• _RECORDS PROVIDED_:
[start]
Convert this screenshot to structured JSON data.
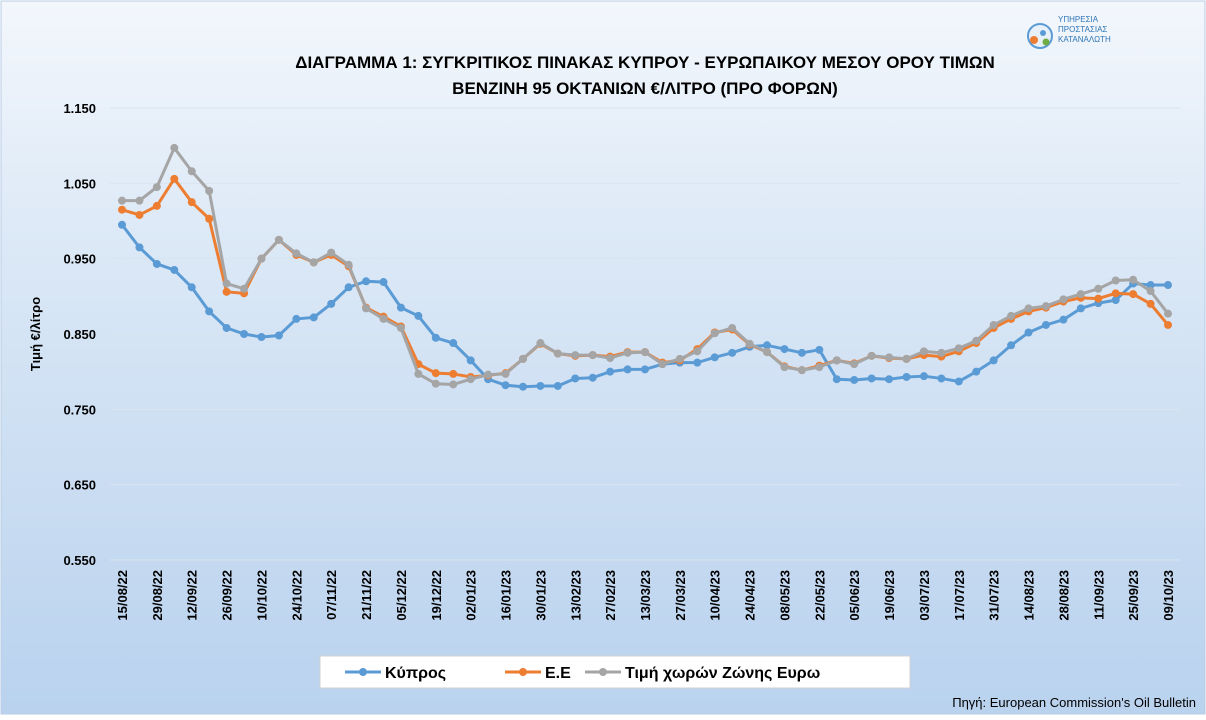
{
  "logo_text": [
    "ΥΠΗΡΕΣΙΑ",
    "ΠΡΟΣΤΑΣΙΑΣ",
    "ΚΑΤΑΝΑΛΩΤΗ"
  ],
  "source": "Πηγή: European Commission's Oil Bulletin",
  "chart_data": {
    "type": "line",
    "title": [
      "ΔΙΑΓΡΑΜΜΑ 1: ΣΥΓΚΡΙΤΙΚΟΣ ΠΙΝΑΚΑΣ ΚΥΠΡΟΥ - ΕΥΡΩΠΑΙΚΟΥ ΜΕΣΟΥ ΟΡΟΥ ΤΙΜΩΝ",
      "ΒΕΝΖΙΝΗ 95 ΟΚΤΑΝΙΩΝ €/ΛΙΤΡΟ (ΠΡΟ ΦΟΡΩΝ)"
    ],
    "y_label": "Τιμή €/λίτρο",
    "categories": [
      "15/08/22",
      null,
      "29/08/22",
      null,
      "12/09/22",
      null,
      "26/09/22",
      null,
      "10/10/22",
      null,
      "24/10/22",
      null,
      "07/11/22",
      null,
      "21/11/22",
      null,
      "05/12/22",
      null,
      "19/12/22",
      null,
      "02/01/23",
      null,
      "16/01/23",
      null,
      "30/01/23",
      null,
      "13/02/23",
      null,
      "27/02/23",
      null,
      "13/03/23",
      null,
      "27/03/23",
      null,
      "10/04/23",
      null,
      "24/04/23",
      null,
      "08/05/23",
      null,
      "22/05/23",
      null,
      "05/06/23",
      null,
      "19/06/23",
      null,
      "03/07/23",
      null,
      "17/07/23",
      null,
      "31/07/23",
      null,
      "14/08/23",
      null,
      "28/08/23",
      null,
      "11/09/23",
      null,
      "25/09/23",
      null,
      "09/10/23"
    ],
    "series": [
      {
        "name": "Κύπρος",
        "color": "#5b9bd5",
        "values": [
          0.995,
          0.965,
          0.943,
          0.935,
          0.912,
          0.88,
          0.858,
          0.85,
          0.846,
          0.848,
          0.87,
          0.872,
          0.89,
          0.912,
          0.92,
          0.919,
          0.885,
          0.874,
          0.845,
          0.838,
          0.815,
          0.79,
          0.782,
          0.78,
          0.781,
          0.781,
          0.791,
          0.792,
          0.8,
          0.803,
          0.803,
          0.81,
          0.812,
          0.812,
          0.819,
          0.825,
          0.833,
          0.835,
          0.83,
          0.825,
          0.829,
          0.79,
          0.789,
          0.791,
          0.79,
          0.793,
          0.794,
          0.791,
          0.787,
          0.8,
          0.815,
          0.835,
          0.852,
          0.862,
          0.869,
          0.884,
          0.891,
          0.895,
          0.917,
          0.915,
          0.915
        ]
      },
      {
        "name": "Ε.Ε",
        "color": "#ed7d31",
        "values": [
          1.015,
          1.008,
          1.02,
          1.056,
          1.025,
          1.003,
          0.906,
          0.904,
          0.95,
          0.975,
          0.955,
          0.945,
          0.955,
          0.94,
          0.885,
          0.873,
          0.86,
          0.81,
          0.798,
          0.797,
          0.793,
          0.795,
          0.798,
          0.817,
          0.837,
          0.824,
          0.821,
          0.822,
          0.82,
          0.826,
          0.826,
          0.812,
          0.815,
          0.83,
          0.852,
          0.856,
          0.836,
          0.826,
          0.807,
          0.802,
          0.808,
          0.815,
          0.811,
          0.821,
          0.818,
          0.817,
          0.822,
          0.82,
          0.827,
          0.838,
          0.858,
          0.87,
          0.88,
          0.885,
          0.893,
          0.898,
          0.897,
          0.904,
          0.903,
          0.89,
          0.862
        ]
      },
      {
        "name": "Τιμή χωρών Ζώνης Ευρω",
        "color": "#a5a5a5",
        "values": [
          1.027,
          1.027,
          1.045,
          1.097,
          1.066,
          1.04,
          0.917,
          0.91,
          0.95,
          0.975,
          0.957,
          0.945,
          0.958,
          0.942,
          0.884,
          0.87,
          0.858,
          0.797,
          0.784,
          0.783,
          0.79,
          0.796,
          0.797,
          0.817,
          0.838,
          0.824,
          0.822,
          0.822,
          0.818,
          0.825,
          0.826,
          0.81,
          0.817,
          0.827,
          0.851,
          0.858,
          0.837,
          0.826,
          0.806,
          0.802,
          0.806,
          0.815,
          0.81,
          0.821,
          0.819,
          0.817,
          0.827,
          0.825,
          0.831,
          0.841,
          0.862,
          0.874,
          0.884,
          0.887,
          0.896,
          0.903,
          0.91,
          0.921,
          0.922,
          0.907,
          0.877
        ]
      }
    ],
    "ylim": [
      0.55,
      1.15
    ],
    "yticks": [
      {
        "value": 0.55,
        "label": "0.550"
      },
      {
        "value": 0.65,
        "label": "0.650"
      },
      {
        "value": 0.75,
        "label": "0.750"
      },
      {
        "value": 0.85,
        "label": "0.850"
      },
      {
        "value": 0.95,
        "label": "0.950"
      },
      {
        "value": 1.05,
        "label": "1.050"
      },
      {
        "value": 1.15,
        "label": "1.150"
      }
    ],
    "grid": true,
    "legend": "bottom"
  }
}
[end]
• _WHAT TO WORK ON_:
Collect every line above that contains the word "color".

• _TASK SOLUTION_:
        "color": "#5b9bd5",
        "color": "#ed7d31",
        "color": "#a5a5a5",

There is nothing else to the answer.